- WHAT THIS TASK INVOLVES -
Show every line in the records below that contains the word "data".

- LISTED ENTRIES -
****

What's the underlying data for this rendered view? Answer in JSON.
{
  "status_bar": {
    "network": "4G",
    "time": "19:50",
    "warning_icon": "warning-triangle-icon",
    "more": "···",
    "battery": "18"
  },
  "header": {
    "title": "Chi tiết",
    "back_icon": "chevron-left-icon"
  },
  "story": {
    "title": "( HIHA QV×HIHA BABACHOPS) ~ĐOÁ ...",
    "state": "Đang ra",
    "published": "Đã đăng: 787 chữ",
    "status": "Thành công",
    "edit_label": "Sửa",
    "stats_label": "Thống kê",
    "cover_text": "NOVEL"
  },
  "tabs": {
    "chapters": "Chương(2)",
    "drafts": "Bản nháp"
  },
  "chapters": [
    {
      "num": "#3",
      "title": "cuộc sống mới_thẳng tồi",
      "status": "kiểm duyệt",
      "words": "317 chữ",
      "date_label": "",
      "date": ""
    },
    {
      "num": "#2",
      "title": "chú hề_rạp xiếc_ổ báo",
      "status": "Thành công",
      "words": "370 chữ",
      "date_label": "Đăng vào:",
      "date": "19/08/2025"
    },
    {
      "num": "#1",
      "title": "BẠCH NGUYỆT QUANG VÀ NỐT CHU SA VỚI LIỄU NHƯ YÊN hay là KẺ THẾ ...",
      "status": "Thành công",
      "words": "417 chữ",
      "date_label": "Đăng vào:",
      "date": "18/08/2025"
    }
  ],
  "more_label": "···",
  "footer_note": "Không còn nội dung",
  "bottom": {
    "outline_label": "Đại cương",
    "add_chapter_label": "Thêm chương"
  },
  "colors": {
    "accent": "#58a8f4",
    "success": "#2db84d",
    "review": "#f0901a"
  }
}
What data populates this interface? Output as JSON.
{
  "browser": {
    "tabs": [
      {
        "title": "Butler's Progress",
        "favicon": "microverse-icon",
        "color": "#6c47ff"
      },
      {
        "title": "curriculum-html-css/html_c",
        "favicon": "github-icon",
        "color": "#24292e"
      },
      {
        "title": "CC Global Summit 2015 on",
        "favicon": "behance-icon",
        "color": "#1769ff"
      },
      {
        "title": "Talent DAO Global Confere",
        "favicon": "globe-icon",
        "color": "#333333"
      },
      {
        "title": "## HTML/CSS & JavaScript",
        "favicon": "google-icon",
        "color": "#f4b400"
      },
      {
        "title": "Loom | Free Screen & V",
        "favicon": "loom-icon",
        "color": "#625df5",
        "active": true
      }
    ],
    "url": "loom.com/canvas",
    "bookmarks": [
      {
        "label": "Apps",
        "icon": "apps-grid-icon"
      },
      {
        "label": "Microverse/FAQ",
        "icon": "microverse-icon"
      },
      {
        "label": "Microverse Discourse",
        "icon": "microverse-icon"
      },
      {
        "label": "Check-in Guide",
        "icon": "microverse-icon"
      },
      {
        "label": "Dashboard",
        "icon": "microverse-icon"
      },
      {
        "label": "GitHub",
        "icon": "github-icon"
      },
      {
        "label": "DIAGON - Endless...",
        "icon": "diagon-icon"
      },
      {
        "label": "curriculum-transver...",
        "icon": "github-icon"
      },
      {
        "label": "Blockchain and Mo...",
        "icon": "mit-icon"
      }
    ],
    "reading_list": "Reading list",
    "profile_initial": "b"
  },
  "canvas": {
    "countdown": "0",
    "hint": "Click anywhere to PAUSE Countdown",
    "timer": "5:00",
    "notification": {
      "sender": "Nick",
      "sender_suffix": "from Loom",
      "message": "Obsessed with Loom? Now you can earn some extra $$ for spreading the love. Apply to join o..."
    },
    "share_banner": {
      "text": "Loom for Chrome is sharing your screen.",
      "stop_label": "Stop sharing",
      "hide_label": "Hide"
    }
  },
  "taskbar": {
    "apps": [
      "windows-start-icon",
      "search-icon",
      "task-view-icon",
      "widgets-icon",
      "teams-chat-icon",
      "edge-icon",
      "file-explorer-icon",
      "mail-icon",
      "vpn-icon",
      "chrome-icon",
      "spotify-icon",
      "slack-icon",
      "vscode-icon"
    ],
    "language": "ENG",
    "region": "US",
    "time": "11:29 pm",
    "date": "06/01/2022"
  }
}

****

- THE OUTPUT -
What's the underlying data for this rendered view? Answer in JSON.
What data populates this interface? Output as JSON.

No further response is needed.